Leave out the pictures and restate the rest of the data exactly.

§ GIVEN RECORDS:

_ _ _ _

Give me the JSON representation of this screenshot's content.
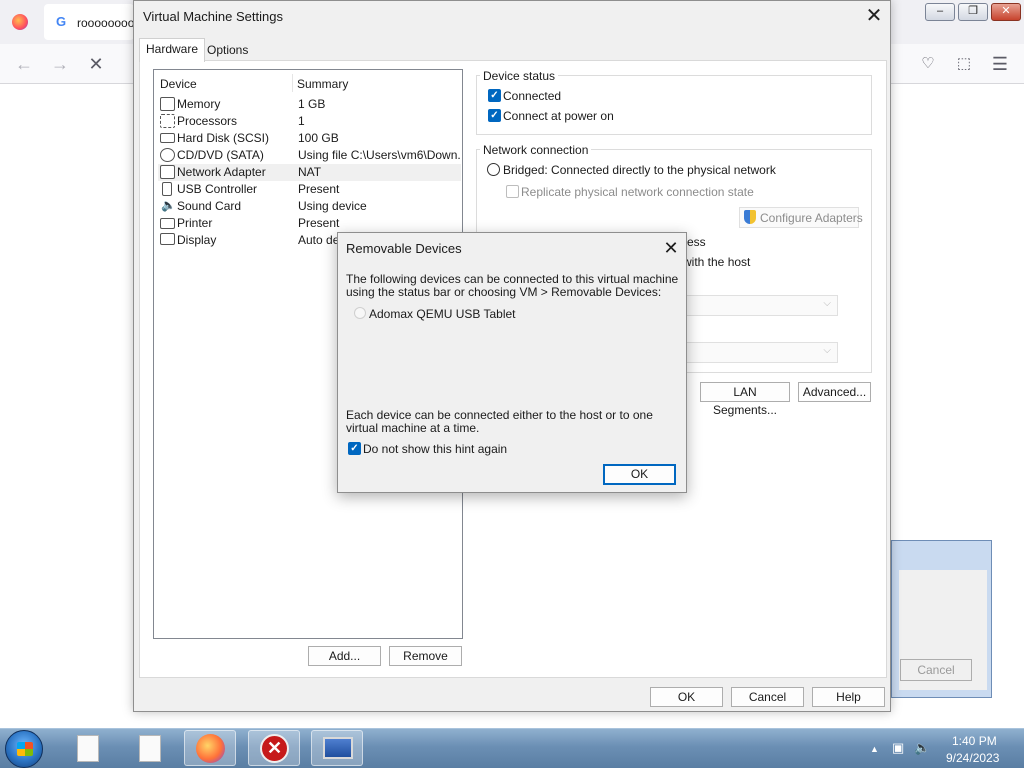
{
  "browser": {
    "tab_title": "rooooooooc",
    "window_controls": {
      "minimize": "–",
      "maximize": "❐",
      "close": "✕"
    }
  },
  "vm_settings": {
    "title": "Virtual Machine Settings",
    "tabs": [
      {
        "label": "Hardware",
        "active": true
      },
      {
        "label": "Options",
        "active": false
      }
    ],
    "device_list": {
      "col_device": "Device",
      "col_summary": "Summary",
      "rows": [
        {
          "device": "Memory",
          "summary": "1 GB",
          "icon": "memory-icon"
        },
        {
          "device": "Processors",
          "summary": "1",
          "icon": "processor-icon"
        },
        {
          "device": "Hard Disk (SCSI)",
          "summary": "100 GB",
          "icon": "hard-disk-icon"
        },
        {
          "device": "CD/DVD (SATA)",
          "summary": "Using file C:\\Users\\vm6\\Down...",
          "icon": "cd-dvd-icon"
        },
        {
          "device": "Network Adapter",
          "summary": "NAT",
          "icon": "network-adapter-icon",
          "selected": true
        },
        {
          "device": "USB Controller",
          "summary": "Present",
          "icon": "usb-icon"
        },
        {
          "device": "Sound Card",
          "summary": "Using device",
          "icon": "speaker-icon"
        },
        {
          "device": "Printer",
          "summary": "Present",
          "icon": "printer-icon"
        },
        {
          "device": "Display",
          "summary": "Auto de",
          "icon": "display-icon"
        }
      ]
    },
    "add_button": "Add...",
    "remove_button": "Remove",
    "device_status": {
      "title": "Device status",
      "connected": "Connected",
      "connect_at_power_on": "Connect at power on"
    },
    "network_connection": {
      "title": "Network connection",
      "bridged": "Bridged: Connected directly to the physical network",
      "replicate": "Replicate physical network connection state",
      "configure_adapters": "Configure Adapters",
      "partial_text_1": "ess",
      "partial_text_2": "with the host"
    },
    "lan_segments_button": "LAN Segments...",
    "advanced_button": "Advanced...",
    "ok_button": "OK",
    "cancel_button": "Cancel",
    "help_button": "Help"
  },
  "removable_devices": {
    "title": "Removable Devices",
    "description": "The following devices can be connected to this virtual machine using the status bar or choosing VM > Removable Devices:",
    "device": "Adomax QEMU USB Tablet",
    "note": "Each device can be connected either to the host or to one virtual machine at a time.",
    "hint_checkbox": "Do not show this hint again",
    "ok_button": "OK"
  },
  "background_window": {
    "cancel_button": "Cancel"
  },
  "taskbar": {
    "time": "1:40 PM",
    "date": "9/24/2023"
  },
  "colors": {
    "accent": "#0067c0",
    "dialog_bg": "#f0f0f0",
    "taskbar": "#6b8fb4"
  }
}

_ _ _ _

§ SOLUTION FOR THIS PROBLEM:
Give me the JSON representation of this screenshot's content.
{
  "browser": {
    "tab_title": "rooooooooc",
    "window_controls": {
      "minimize": "–",
      "maximize": "❐",
      "close": "✕"
    }
  },
  "vm_settings": {
    "title": "Virtual Machine Settings",
    "tabs": [
      {
        "label": "Hardware",
        "active": true
      },
      {
        "label": "Options",
        "active": false
      }
    ],
    "device_list": {
      "col_device": "Device",
      "col_summary": "Summary",
      "rows": [
        {
          "device": "Memory",
          "summary": "1 GB",
          "icon": "memory-icon"
        },
        {
          "device": "Processors",
          "summary": "1",
          "icon": "processor-icon"
        },
        {
          "device": "Hard Disk (SCSI)",
          "summary": "100 GB",
          "icon": "hard-disk-icon"
        },
        {
          "device": "CD/DVD (SATA)",
          "summary": "Using file C:\\Users\\vm6\\Down...",
          "icon": "cd-dvd-icon"
        },
        {
          "device": "Network Adapter",
          "summary": "NAT",
          "icon": "network-adapter-icon",
          "selected": true
        },
        {
          "device": "USB Controller",
          "summary": "Present",
          "icon": "usb-icon"
        },
        {
          "device": "Sound Card",
          "summary": "Using device",
          "icon": "speaker-icon"
        },
        {
          "device": "Printer",
          "summary": "Present",
          "icon": "printer-icon"
        },
        {
          "device": "Display",
          "summary": "Auto de",
          "icon": "display-icon"
        }
      ]
    },
    "add_button": "Add...",
    "remove_button": "Remove",
    "device_status": {
      "title": "Device status",
      "connected": "Connected",
      "connect_at_power_on": "Connect at power on"
    },
    "network_connection": {
      "title": "Network connection",
      "bridged": "Bridged: Connected directly to the physical network",
      "replicate": "Replicate physical network connection state",
      "configure_adapters": "Configure Adapters",
      "partial_text_1": "ess",
      "partial_text_2": "with the host"
    },
    "lan_segments_button": "LAN Segments...",
    "advanced_button": "Advanced...",
    "ok_button": "OK",
    "cancel_button": "Cancel",
    "help_button": "Help"
  },
  "removable_devices": {
    "title": "Removable Devices",
    "description": "The following devices can be connected to this virtual machine using the status bar or choosing VM > Removable Devices:",
    "device": "Adomax QEMU USB Tablet",
    "note": "Each device can be connected either to the host or to one virtual machine at a time.",
    "hint_checkbox": "Do not show this hint again",
    "ok_button": "OK"
  },
  "background_window": {
    "cancel_button": "Cancel"
  },
  "taskbar": {
    "time": "1:40 PM",
    "date": "9/24/2023"
  },
  "colors": {
    "accent": "#0067c0",
    "dialog_bg": "#f0f0f0",
    "taskbar": "#6b8fb4"
  }
}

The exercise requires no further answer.